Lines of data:
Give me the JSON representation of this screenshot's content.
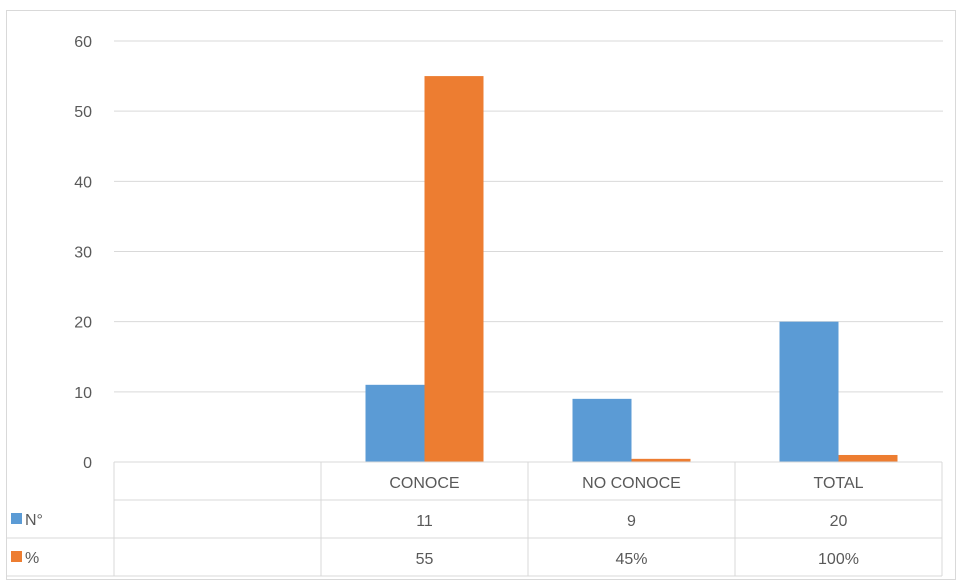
{
  "chart_data": {
    "type": "bar",
    "categories": [
      "CONOCE",
      "NO CONOCE",
      "TOTAL"
    ],
    "series": [
      {
        "name": "N°",
        "color": "#5b9bd5",
        "values": [
          11,
          9,
          20
        ],
        "labels": [
          "11",
          "9",
          "20"
        ]
      },
      {
        "name": "%",
        "color": "#ed7d31",
        "values": [
          55,
          0.45,
          1.0
        ],
        "labels": [
          "55",
          "45%",
          "100%"
        ]
      }
    ],
    "ylim": [
      0,
      60
    ],
    "yticks": [
      0,
      10,
      20,
      30,
      40,
      50,
      60
    ],
    "grid": true,
    "legend": "data-table",
    "data_table": true
  }
}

**Description of the task**
Print each record exactly as it stands, leaving the images out.

**Output of the task**
Give me the JSON representation of this screenshot's content.
{
  "chart_data": {
    "type": "bar",
    "categories": [
      "CONOCE",
      "NO CONOCE",
      "TOTAL"
    ],
    "series": [
      {
        "name": "N°",
        "color": "#5b9bd5",
        "values": [
          11,
          9,
          20
        ],
        "labels": [
          "11",
          "9",
          "20"
        ]
      },
      {
        "name": "%",
        "color": "#ed7d31",
        "values": [
          55,
          0.45,
          1.0
        ],
        "labels": [
          "55",
          "45%",
          "100%"
        ]
      }
    ],
    "ylim": [
      0,
      60
    ],
    "yticks": [
      0,
      10,
      20,
      30,
      40,
      50,
      60
    ],
    "grid": true,
    "legend": "data-table",
    "data_table": true
  }
}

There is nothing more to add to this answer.